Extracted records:
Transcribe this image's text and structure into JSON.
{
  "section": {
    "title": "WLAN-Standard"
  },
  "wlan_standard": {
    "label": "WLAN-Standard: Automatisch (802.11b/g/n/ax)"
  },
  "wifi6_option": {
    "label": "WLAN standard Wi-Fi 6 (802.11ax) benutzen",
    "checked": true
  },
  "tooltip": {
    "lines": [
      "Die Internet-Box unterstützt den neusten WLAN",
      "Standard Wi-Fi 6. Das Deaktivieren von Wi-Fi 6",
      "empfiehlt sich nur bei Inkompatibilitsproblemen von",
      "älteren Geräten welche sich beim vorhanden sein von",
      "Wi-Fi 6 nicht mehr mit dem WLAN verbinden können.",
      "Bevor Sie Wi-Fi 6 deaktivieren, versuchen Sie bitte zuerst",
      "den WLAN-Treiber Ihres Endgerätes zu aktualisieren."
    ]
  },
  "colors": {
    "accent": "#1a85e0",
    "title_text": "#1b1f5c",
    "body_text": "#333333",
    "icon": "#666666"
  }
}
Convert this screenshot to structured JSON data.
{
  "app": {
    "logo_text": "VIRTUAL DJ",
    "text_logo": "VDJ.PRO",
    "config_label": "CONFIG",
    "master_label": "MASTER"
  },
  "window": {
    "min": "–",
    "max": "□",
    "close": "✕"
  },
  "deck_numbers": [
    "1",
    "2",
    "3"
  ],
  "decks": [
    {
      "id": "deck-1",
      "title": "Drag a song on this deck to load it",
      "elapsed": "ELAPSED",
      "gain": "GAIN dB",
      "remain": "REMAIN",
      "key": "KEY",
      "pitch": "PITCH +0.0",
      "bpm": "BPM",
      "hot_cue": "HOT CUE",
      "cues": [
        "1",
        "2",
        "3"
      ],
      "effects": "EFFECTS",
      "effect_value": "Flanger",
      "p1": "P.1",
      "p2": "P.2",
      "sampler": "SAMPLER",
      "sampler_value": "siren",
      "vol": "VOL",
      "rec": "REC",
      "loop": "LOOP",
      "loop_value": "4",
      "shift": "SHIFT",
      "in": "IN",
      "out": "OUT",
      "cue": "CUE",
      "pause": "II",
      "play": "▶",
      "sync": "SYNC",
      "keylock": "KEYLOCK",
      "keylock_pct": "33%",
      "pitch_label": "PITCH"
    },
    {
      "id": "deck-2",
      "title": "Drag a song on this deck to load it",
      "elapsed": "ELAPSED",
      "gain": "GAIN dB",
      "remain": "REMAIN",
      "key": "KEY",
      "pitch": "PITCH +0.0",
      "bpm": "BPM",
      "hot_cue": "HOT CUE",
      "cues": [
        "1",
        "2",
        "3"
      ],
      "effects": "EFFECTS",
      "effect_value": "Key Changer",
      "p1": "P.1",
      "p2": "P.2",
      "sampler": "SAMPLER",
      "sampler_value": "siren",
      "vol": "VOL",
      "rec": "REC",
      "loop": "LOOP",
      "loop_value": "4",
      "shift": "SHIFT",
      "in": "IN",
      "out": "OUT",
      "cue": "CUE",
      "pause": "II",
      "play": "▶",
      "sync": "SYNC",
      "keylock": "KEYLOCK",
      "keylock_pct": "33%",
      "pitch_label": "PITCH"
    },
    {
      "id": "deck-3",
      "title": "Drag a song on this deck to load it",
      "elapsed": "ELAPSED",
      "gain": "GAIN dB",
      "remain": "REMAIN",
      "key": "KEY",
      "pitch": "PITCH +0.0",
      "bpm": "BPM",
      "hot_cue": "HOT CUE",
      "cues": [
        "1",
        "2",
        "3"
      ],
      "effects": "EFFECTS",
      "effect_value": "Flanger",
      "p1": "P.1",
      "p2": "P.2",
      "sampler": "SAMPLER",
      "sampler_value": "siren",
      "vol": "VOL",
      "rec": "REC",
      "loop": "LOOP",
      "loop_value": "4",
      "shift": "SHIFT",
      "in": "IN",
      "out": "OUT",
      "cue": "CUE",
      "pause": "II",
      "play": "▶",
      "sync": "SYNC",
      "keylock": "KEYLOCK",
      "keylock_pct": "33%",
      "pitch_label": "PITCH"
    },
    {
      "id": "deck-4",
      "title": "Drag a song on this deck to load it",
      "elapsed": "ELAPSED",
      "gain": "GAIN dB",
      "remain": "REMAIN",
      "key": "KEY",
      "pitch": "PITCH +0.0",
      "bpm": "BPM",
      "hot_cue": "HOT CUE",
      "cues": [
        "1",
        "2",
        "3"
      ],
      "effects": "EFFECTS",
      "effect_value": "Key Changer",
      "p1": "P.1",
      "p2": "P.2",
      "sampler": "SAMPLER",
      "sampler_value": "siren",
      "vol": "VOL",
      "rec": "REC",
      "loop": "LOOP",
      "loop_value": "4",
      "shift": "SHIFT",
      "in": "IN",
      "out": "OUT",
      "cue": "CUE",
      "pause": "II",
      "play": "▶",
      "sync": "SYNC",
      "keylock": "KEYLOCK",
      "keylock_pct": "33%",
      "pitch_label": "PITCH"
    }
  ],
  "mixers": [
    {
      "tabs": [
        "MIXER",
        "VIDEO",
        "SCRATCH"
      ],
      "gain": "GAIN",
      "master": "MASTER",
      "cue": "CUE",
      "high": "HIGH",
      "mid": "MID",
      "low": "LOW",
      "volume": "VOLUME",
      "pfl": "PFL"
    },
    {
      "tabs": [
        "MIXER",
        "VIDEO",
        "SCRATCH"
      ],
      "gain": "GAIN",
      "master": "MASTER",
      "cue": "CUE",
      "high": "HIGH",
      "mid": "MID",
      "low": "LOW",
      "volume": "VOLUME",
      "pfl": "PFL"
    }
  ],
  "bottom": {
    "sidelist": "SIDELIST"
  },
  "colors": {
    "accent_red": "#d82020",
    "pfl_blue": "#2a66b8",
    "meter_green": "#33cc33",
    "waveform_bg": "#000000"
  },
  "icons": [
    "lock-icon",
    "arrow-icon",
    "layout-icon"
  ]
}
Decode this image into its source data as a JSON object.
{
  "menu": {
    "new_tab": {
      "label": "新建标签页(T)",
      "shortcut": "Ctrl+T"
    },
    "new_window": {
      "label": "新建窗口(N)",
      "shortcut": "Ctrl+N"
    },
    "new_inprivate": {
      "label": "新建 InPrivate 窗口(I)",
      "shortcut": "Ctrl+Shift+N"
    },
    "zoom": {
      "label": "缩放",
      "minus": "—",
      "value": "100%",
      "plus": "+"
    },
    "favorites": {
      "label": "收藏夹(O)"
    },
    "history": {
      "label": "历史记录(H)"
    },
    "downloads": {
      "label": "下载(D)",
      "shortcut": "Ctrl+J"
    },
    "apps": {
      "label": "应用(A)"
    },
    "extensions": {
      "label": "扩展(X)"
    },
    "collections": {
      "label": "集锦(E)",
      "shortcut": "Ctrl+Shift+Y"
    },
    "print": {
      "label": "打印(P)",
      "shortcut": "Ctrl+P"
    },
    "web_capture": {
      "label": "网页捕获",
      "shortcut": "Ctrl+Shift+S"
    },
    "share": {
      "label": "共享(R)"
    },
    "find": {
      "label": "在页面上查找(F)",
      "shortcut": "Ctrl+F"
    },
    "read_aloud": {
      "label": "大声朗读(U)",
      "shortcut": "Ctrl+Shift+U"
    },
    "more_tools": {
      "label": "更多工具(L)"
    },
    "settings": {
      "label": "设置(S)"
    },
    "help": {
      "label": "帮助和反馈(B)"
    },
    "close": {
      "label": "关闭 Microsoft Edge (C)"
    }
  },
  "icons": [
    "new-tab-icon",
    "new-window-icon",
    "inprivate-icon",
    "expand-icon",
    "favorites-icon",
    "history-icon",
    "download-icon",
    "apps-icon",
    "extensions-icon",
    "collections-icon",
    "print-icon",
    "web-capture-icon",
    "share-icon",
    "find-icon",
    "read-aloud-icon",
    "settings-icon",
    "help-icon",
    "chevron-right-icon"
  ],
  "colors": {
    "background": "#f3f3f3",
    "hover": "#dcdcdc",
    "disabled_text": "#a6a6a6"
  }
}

**AIM OF THE TASK:**
Filter the records, keeping only lines that contain "shortcut", and show those lines.

**RIGHT ANSWER:**
      "shortcut": "Ctrl+T"
      "shortcut": "Ctrl+N"
      "shortcut": "Ctrl+Shift+N"
      "shortcut": "Ctrl+J"
      "shortcut": "Ctrl+Shift+Y"
      "shortcut": "Ctrl+P"
      "shortcut": "Ctrl+Shift+S"
      "shortcut": "Ctrl+F"
      "shortcut": "Ctrl+Shift+U"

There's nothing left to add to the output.